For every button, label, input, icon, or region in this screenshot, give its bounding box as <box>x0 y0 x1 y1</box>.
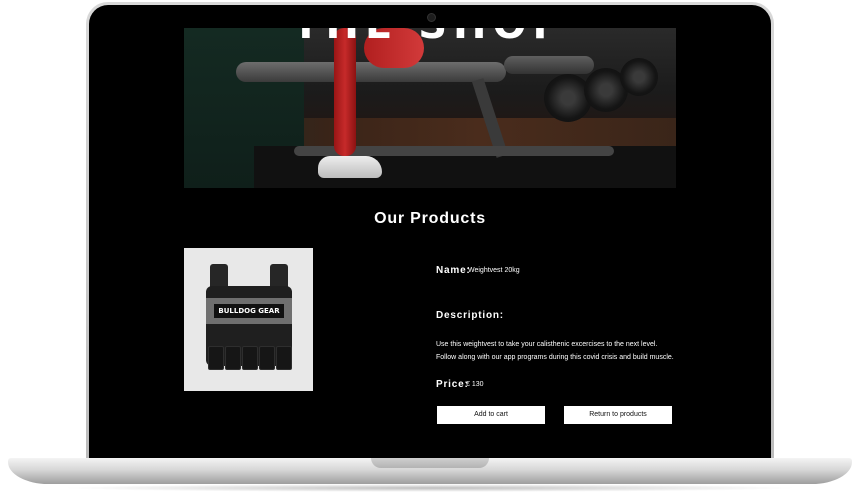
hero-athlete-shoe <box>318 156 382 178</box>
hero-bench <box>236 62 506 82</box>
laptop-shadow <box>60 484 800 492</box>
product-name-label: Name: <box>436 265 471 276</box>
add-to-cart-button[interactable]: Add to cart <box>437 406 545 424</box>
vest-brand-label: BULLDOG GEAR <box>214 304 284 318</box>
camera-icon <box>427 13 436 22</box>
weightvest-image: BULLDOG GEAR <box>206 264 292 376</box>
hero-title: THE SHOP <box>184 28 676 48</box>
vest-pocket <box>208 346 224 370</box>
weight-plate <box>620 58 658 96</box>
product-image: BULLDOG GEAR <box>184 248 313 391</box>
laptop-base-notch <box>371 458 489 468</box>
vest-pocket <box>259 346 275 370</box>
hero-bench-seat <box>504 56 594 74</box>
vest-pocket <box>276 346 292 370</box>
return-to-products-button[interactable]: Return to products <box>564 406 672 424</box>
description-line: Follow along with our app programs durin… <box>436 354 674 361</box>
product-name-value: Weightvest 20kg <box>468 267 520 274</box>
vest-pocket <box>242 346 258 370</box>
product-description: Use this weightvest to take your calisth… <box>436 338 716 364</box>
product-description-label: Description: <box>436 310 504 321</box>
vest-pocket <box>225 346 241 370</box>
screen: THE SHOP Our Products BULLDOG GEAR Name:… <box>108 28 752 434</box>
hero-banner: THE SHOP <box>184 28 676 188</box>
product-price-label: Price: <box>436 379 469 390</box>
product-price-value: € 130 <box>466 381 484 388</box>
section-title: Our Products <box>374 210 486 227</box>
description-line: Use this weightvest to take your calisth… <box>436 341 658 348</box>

★ ★ ★ ★ ★ ★ ★

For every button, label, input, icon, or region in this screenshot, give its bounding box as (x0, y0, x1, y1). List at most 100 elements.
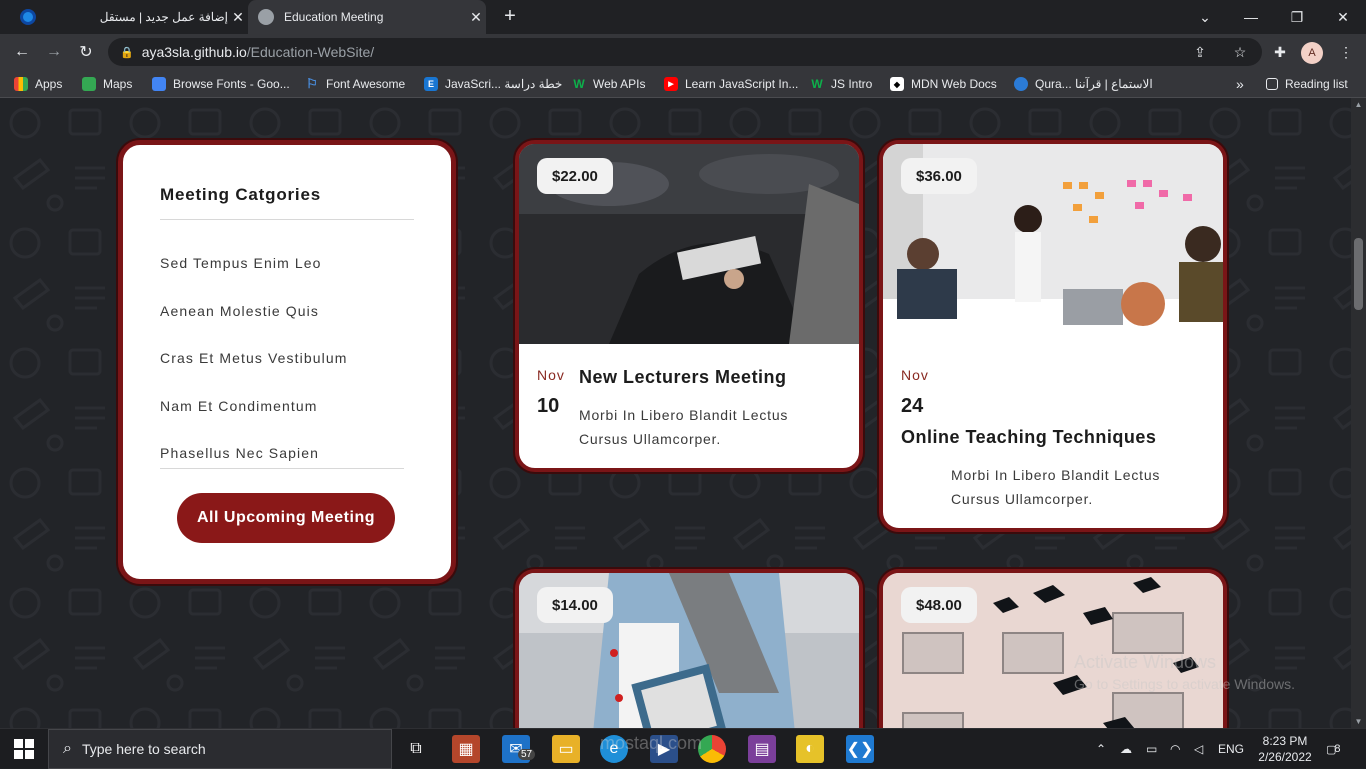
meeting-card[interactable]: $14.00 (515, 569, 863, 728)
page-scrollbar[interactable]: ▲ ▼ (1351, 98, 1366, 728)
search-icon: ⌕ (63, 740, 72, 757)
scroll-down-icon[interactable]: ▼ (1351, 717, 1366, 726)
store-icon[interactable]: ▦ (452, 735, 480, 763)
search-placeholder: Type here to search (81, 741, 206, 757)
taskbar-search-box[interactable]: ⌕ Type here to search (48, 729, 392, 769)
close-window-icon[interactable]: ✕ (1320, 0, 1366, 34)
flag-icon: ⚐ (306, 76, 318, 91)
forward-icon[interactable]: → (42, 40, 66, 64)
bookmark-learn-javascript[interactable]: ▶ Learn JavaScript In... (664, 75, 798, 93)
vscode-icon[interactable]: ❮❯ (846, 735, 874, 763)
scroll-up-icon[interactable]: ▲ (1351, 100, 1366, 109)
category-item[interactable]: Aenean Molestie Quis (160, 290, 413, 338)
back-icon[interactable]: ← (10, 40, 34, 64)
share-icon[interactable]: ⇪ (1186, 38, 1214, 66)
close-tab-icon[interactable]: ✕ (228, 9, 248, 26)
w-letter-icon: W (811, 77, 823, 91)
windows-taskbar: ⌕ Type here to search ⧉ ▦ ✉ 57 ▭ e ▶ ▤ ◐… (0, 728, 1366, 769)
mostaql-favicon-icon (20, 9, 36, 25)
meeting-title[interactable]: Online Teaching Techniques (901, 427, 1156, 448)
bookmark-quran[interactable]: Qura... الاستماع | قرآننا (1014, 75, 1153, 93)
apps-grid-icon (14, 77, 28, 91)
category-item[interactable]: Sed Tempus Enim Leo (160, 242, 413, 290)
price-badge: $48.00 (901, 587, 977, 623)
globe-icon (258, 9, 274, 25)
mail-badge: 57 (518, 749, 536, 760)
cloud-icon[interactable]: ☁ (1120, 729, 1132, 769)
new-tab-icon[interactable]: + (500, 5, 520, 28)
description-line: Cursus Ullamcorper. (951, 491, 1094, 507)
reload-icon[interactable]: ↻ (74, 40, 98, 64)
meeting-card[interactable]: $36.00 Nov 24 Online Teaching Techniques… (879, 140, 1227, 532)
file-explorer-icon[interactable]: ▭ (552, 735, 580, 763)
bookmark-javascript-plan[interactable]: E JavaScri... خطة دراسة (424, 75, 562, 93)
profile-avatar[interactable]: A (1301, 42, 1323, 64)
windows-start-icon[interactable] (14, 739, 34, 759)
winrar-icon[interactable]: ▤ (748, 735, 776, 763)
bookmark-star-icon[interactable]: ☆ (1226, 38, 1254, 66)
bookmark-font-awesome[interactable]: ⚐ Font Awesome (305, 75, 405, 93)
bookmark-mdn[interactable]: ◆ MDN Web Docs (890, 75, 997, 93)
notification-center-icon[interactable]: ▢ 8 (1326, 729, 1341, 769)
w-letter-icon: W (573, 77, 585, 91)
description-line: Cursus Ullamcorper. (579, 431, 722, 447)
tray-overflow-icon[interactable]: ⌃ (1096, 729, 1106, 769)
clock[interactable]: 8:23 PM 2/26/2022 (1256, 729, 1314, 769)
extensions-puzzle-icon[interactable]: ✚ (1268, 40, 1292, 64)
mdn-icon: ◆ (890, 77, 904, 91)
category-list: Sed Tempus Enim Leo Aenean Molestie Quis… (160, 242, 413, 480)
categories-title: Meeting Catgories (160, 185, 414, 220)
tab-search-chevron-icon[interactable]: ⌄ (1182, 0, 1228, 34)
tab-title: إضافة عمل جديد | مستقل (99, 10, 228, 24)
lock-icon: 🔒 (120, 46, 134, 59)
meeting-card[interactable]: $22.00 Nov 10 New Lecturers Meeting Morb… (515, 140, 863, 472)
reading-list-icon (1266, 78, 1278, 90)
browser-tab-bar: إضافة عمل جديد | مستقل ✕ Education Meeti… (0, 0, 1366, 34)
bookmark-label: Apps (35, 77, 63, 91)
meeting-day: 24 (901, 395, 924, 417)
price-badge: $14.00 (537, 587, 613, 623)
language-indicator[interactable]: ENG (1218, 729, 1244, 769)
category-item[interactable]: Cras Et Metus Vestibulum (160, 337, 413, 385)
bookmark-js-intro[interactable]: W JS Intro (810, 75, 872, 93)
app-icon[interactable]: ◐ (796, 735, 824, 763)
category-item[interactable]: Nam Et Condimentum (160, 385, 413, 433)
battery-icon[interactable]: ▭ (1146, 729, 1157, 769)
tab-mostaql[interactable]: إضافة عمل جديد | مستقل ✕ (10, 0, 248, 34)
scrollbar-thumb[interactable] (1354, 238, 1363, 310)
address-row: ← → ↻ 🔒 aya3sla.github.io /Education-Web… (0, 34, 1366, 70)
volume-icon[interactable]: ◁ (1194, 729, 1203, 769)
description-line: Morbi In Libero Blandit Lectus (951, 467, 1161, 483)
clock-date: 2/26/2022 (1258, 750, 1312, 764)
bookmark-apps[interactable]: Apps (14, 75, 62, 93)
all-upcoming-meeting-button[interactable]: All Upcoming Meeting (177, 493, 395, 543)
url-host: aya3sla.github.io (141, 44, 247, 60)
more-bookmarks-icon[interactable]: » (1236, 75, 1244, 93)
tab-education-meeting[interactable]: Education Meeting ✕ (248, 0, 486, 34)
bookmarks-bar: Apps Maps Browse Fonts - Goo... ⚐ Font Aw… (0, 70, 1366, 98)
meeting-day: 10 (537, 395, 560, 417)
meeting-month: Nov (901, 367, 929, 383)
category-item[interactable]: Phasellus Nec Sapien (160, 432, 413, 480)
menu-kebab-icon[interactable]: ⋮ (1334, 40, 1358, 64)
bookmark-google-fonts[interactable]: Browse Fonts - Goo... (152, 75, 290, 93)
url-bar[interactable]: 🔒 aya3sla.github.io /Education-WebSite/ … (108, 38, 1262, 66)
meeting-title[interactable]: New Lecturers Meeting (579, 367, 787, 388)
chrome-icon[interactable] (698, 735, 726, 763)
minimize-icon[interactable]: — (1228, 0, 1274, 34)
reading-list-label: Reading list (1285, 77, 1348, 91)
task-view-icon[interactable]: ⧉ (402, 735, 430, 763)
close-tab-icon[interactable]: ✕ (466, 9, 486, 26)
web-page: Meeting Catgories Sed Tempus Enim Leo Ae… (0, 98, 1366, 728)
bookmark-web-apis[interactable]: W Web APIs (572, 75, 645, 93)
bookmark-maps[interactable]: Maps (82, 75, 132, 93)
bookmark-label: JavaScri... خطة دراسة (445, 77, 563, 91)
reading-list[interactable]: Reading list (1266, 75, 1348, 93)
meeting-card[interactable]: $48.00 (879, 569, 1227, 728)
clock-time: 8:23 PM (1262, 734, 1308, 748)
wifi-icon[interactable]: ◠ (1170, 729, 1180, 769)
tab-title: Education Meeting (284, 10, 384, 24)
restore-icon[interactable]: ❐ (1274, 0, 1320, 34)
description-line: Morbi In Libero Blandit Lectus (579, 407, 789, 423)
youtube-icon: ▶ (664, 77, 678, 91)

★ ★ ★ ★ ★ ★ ★

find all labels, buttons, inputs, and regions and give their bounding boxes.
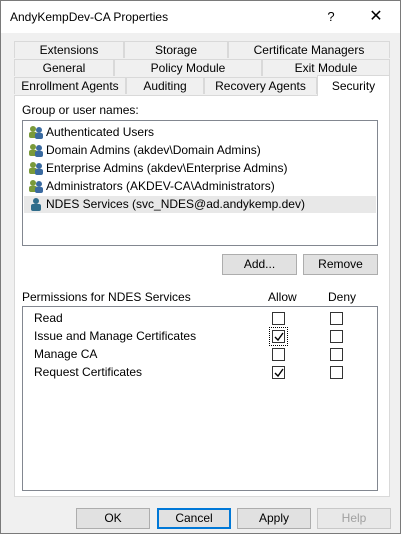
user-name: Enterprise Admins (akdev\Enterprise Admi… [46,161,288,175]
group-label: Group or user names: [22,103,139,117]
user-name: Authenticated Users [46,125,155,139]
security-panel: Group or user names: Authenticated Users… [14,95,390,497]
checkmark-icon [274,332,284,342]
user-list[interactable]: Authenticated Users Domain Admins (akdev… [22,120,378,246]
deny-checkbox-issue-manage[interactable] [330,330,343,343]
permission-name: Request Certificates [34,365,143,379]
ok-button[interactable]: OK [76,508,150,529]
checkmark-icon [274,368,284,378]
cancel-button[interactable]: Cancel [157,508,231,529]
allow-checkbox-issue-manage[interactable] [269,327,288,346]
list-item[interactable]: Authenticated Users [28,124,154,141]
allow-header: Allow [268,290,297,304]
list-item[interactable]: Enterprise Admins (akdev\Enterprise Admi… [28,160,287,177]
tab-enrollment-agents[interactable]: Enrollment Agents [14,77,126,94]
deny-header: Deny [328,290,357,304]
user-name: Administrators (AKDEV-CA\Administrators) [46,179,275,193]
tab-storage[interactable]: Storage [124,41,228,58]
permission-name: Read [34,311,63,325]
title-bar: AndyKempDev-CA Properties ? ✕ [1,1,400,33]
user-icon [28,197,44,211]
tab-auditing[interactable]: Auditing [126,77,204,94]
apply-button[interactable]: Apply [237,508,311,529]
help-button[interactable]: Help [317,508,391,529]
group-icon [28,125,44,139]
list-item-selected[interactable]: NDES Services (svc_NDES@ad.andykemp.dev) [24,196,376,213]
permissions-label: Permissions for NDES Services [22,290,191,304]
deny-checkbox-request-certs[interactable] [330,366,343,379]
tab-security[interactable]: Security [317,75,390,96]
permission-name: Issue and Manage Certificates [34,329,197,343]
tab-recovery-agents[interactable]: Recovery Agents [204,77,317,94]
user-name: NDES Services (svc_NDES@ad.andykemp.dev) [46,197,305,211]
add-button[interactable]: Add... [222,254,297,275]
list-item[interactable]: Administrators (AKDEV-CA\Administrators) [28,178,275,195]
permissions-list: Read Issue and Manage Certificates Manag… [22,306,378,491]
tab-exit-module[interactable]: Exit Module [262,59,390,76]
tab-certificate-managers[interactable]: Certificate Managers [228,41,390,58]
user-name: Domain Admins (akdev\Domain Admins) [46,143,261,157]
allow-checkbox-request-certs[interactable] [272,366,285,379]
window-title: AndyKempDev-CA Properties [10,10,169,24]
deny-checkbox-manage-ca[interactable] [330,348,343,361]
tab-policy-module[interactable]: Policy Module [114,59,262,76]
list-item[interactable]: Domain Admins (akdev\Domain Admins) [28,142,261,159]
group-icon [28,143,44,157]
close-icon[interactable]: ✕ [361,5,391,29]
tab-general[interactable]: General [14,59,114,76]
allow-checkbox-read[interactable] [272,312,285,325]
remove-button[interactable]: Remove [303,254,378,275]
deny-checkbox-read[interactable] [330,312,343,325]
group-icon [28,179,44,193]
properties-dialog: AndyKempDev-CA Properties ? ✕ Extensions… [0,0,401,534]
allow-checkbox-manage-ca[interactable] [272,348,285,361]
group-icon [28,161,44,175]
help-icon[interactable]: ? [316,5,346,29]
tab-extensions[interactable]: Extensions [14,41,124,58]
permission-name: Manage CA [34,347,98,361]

★ ★ ★ ★ ★ ★ ★

» Task
Rewrite the material starting at the line containing "hero-athlete-shoe <box>318 156 382 178</box>" and ending at the line containing "weight-plate <box>620 58 658 96</box>", changing "BULLDOG GEAR" to "IRONCLAD GEAR" and keeping everything else as it is. Return only those lines.

» Expected answer
hero-athlete-shoe <box>318 156 382 178</box>
hero-bench <box>236 62 506 82</box>
laptop-shadow <box>60 484 800 492</box>
product-name-label: Name: <box>436 265 471 276</box>
add-to-cart-button[interactable]: Add to cart <box>437 406 545 424</box>
vest-brand-label: IRONCLAD GEAR <box>214 304 284 318</box>
camera-icon <box>427 13 436 22</box>
weightvest-image: IRONCLAD GEAR <box>206 264 292 376</box>
hero-title: THE SHOP <box>184 28 676 48</box>
vest-pocket <box>208 346 224 370</box>
weight-plate <box>620 58 658 96</box>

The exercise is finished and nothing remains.